## [CONSIGNE DE L'EXERCICE]
Recopiez à l'identique toutes les entrées depuis la ligne qui contient « - ndwi-point: [567, 238, 578, 249] » jusqu'à la ligne qui contient « - swir-point: [1186, 247, 1198, 259] », ces deux lignes incluses.

----------------------------------------

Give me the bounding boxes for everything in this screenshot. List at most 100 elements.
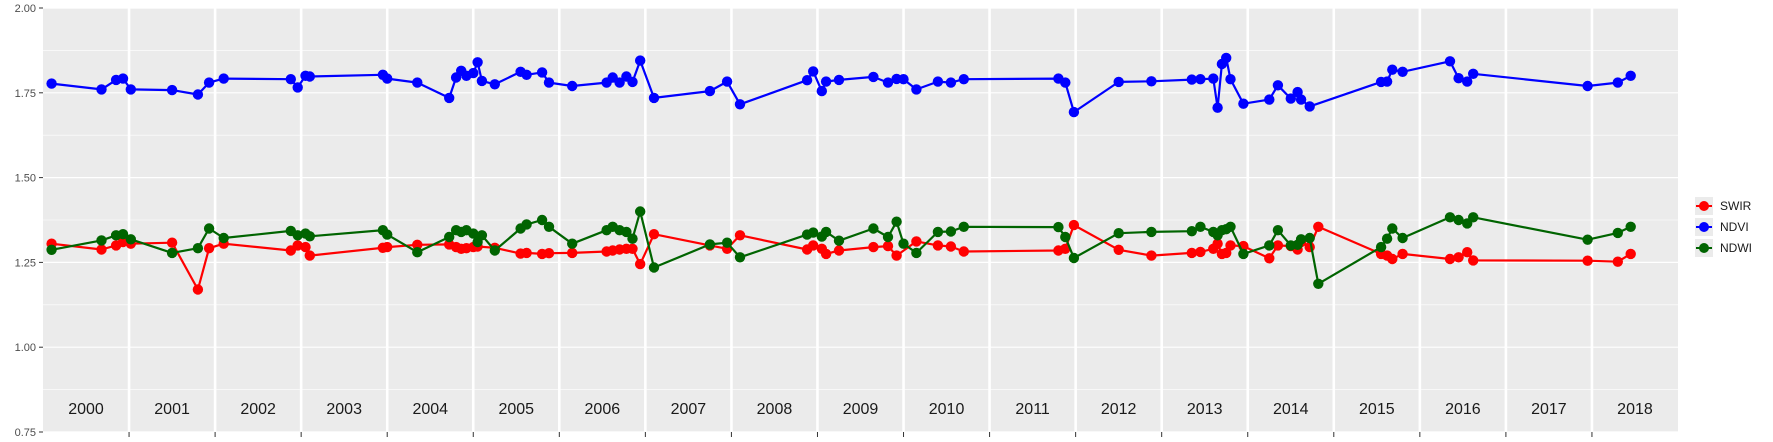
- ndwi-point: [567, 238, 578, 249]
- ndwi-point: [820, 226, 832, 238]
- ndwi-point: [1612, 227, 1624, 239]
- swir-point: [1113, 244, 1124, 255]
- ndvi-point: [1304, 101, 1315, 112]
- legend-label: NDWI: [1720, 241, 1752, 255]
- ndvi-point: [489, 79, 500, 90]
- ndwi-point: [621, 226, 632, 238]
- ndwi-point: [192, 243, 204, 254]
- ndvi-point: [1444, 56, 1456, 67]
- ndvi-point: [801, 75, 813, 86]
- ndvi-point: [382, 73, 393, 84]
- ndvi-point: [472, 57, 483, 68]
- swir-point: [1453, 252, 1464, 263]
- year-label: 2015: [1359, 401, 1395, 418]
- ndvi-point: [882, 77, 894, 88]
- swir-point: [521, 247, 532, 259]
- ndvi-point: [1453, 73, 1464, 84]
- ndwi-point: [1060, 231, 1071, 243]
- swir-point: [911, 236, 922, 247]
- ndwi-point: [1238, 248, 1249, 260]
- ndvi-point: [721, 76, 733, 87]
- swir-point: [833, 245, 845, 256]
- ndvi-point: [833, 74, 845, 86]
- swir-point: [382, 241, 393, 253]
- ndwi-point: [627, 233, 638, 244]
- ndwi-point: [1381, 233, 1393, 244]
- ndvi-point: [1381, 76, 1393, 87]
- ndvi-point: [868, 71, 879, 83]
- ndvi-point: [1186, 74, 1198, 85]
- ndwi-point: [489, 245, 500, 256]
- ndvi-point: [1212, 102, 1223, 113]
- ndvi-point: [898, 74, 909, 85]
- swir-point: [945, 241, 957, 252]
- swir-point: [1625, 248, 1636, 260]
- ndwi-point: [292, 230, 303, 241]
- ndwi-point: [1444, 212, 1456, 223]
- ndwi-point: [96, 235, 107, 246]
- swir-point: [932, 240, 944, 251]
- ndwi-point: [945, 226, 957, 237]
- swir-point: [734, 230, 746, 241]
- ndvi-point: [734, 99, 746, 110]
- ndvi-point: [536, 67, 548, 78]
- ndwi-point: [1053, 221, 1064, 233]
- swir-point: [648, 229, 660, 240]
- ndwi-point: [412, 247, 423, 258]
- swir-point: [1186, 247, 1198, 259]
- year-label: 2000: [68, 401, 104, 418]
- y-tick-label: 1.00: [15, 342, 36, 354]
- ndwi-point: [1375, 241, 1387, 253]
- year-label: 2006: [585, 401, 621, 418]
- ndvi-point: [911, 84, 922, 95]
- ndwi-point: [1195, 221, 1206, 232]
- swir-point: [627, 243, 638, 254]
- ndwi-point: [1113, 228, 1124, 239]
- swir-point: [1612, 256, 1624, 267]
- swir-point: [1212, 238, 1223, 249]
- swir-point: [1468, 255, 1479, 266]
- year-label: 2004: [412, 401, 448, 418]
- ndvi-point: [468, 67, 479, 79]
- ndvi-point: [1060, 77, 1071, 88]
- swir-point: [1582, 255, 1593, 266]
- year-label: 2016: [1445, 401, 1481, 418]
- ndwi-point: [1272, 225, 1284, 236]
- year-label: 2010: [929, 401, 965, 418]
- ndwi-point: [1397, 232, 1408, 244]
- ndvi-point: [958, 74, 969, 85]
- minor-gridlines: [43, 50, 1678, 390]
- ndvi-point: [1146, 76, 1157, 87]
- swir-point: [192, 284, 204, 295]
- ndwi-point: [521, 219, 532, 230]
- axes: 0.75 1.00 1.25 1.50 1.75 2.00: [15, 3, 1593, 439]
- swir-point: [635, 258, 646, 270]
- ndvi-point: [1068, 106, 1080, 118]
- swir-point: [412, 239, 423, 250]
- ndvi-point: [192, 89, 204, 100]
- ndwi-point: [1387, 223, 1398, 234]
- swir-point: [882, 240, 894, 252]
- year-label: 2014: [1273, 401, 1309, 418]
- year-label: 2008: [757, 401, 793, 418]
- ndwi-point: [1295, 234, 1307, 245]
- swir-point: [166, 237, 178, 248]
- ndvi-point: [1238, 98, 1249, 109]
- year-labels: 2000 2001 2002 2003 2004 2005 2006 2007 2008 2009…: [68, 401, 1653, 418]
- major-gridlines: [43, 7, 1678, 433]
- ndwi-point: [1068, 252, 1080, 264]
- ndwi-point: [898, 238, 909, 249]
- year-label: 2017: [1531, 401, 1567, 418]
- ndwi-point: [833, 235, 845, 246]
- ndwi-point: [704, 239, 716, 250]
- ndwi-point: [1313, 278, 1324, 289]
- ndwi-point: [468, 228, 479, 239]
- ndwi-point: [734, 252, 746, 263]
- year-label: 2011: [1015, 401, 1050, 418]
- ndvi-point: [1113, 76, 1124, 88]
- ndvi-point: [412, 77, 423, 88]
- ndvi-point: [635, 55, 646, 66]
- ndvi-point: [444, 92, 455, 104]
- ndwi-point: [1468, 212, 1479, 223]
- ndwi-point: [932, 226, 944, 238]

----------------------------------------

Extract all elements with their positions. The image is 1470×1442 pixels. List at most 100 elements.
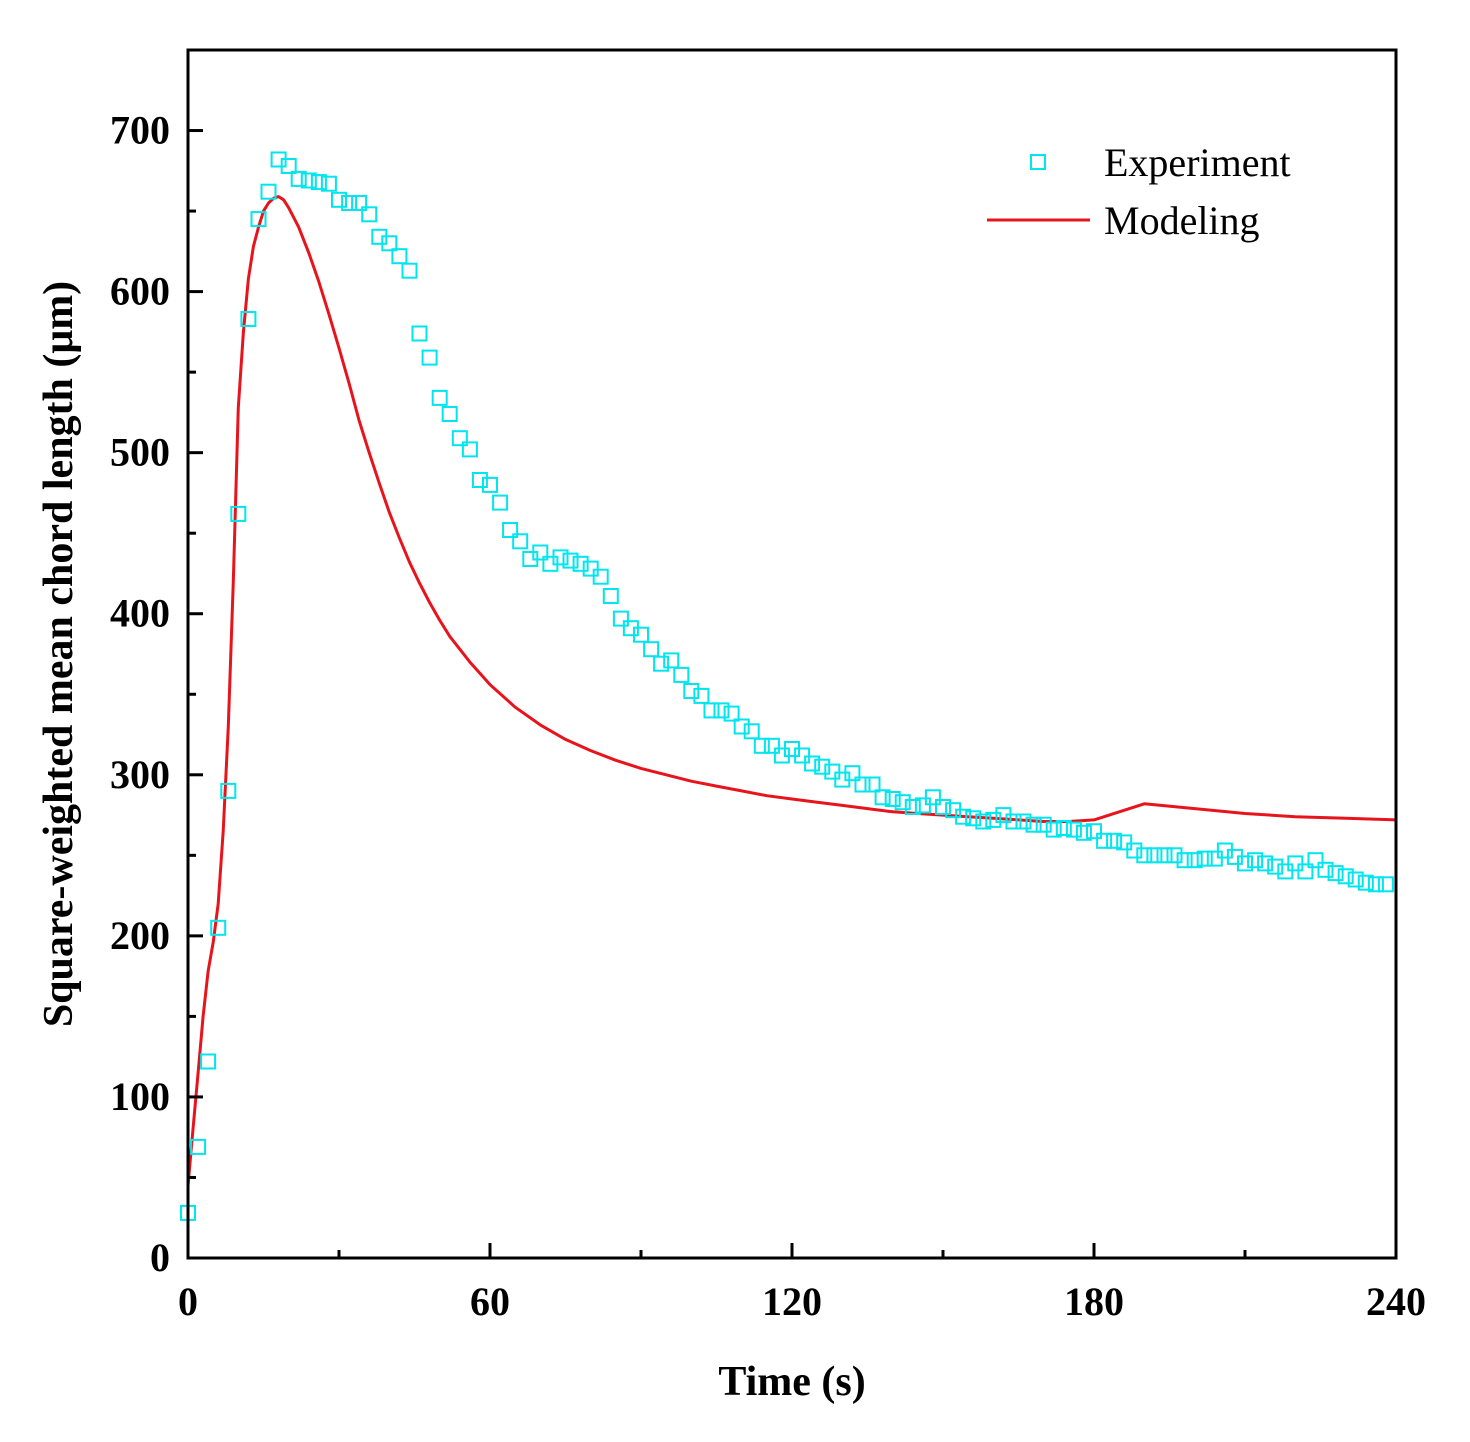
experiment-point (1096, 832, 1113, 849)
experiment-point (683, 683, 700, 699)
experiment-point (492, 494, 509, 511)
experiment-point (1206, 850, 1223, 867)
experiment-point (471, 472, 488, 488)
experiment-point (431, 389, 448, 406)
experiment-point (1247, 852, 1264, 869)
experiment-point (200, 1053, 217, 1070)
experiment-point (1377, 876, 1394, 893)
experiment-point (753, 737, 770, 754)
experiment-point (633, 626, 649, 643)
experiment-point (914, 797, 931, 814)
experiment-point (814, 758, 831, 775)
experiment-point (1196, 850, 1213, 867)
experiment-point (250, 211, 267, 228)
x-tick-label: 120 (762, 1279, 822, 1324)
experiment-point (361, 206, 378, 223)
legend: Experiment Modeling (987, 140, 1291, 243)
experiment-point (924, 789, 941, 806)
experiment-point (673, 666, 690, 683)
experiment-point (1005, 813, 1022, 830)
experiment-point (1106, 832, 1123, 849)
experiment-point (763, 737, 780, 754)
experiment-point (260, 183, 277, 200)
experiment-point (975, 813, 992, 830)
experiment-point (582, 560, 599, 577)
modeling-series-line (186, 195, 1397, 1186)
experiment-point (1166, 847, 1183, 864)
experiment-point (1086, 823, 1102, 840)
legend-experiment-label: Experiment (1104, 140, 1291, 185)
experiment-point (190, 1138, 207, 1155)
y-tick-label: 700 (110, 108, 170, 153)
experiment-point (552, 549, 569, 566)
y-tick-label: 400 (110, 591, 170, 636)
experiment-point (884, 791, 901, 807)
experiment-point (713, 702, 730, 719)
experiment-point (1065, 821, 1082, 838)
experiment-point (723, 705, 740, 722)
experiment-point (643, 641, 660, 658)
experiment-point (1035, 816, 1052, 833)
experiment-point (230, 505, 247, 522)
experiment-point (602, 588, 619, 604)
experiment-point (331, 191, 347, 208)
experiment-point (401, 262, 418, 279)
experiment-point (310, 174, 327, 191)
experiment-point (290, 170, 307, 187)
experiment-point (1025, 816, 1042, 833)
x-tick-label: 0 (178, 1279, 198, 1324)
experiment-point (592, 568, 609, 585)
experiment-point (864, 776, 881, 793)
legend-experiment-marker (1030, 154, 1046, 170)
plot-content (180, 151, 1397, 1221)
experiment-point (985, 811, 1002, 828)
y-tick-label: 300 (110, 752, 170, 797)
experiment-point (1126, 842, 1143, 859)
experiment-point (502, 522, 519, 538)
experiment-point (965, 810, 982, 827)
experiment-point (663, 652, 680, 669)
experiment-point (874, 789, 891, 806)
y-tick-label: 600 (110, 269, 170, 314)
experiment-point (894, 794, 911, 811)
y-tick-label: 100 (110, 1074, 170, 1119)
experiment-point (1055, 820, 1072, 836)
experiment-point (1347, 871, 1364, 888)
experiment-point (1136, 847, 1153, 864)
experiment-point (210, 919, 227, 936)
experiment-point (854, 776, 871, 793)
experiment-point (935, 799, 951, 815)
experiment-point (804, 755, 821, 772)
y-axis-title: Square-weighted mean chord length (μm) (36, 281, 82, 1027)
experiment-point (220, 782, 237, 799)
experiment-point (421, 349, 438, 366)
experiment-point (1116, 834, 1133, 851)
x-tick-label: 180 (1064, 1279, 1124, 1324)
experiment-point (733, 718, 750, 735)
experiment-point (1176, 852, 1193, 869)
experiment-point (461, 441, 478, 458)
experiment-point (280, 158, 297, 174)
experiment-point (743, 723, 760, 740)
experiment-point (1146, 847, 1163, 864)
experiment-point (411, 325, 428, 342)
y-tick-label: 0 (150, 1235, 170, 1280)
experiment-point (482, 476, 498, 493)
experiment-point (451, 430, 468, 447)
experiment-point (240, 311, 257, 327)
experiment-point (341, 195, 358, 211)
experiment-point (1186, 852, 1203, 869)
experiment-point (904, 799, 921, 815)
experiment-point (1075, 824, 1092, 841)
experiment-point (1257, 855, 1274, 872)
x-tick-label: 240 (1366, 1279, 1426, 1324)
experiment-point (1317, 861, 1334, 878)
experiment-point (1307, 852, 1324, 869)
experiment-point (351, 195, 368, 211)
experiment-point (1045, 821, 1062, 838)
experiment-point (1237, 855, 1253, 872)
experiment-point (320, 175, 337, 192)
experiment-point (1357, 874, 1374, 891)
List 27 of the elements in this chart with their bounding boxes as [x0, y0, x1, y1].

----------------------------------------

## [CORRIGÉ DE L'EXERCICE]
- ndwi-point: [567, 238, 578, 249]
- ndwi-point: [820, 226, 832, 238]
- ndwi-point: [1612, 227, 1624, 239]
- swir-point: [1113, 244, 1124, 255]
- ndvi-point: [1304, 101, 1315, 112]
- legend-label: NDWI: [1720, 241, 1752, 255]
- ndvi-point: [489, 79, 500, 90]
- ndwi-point: [621, 226, 632, 238]
- ndwi-point: [192, 243, 204, 254]
- ndvi-point: [1444, 56, 1456, 67]
- ndvi-point: [801, 75, 813, 86]
- ndvi-point: [382, 73, 393, 84]
- ndvi-point: [472, 57, 483, 68]
- swir-point: [1453, 252, 1464, 263]
- year-label: 2015: [1359, 401, 1395, 418]
- ndvi-point: [882, 77, 894, 88]
- swir-point: [521, 247, 532, 259]
- ndvi-point: [1453, 73, 1464, 84]
- ndwi-point: [1060, 231, 1071, 243]
- swir-point: [911, 236, 922, 247]
- ndwi-point: [1238, 248, 1249, 260]
- ndvi-point: [721, 76, 733, 87]
- swir-point: [833, 245, 845, 256]
- ndvi-point: [833, 74, 845, 86]
- swir-point: [382, 241, 393, 253]
- ndwi-point: [627, 233, 638, 244]
- ndwi-point: [1381, 233, 1393, 244]
- ndvi-point: [1381, 76, 1393, 87]
- ndvi-point: [868, 71, 879, 83]
- ndvi-point: [1186, 74, 1198, 85]
- ndwi-point: [489, 245, 500, 256]
- ndvi-point: [1212, 102, 1223, 113]
- ndvi-point: [898, 74, 909, 85]
- swir-point: [945, 241, 957, 252]
- swir-point: [1625, 248, 1636, 260]
- ndwi-point: [292, 230, 303, 241]
- ndwi-point: [1444, 212, 1456, 223]
- ndwi-point: [96, 235, 107, 246]
- swir-point: [932, 240, 944, 251]
- ndwi-point: [945, 226, 957, 237]
- swir-point: [734, 230, 746, 241]
- ndvi-point: [734, 99, 746, 110]
- ndvi-point: [536, 67, 548, 78]
- ndwi-point: [1053, 221, 1064, 233]
- swir-point: [648, 229, 660, 240]
- ndwi-point: [412, 247, 423, 258]
- swir-point: [1186, 247, 1198, 259]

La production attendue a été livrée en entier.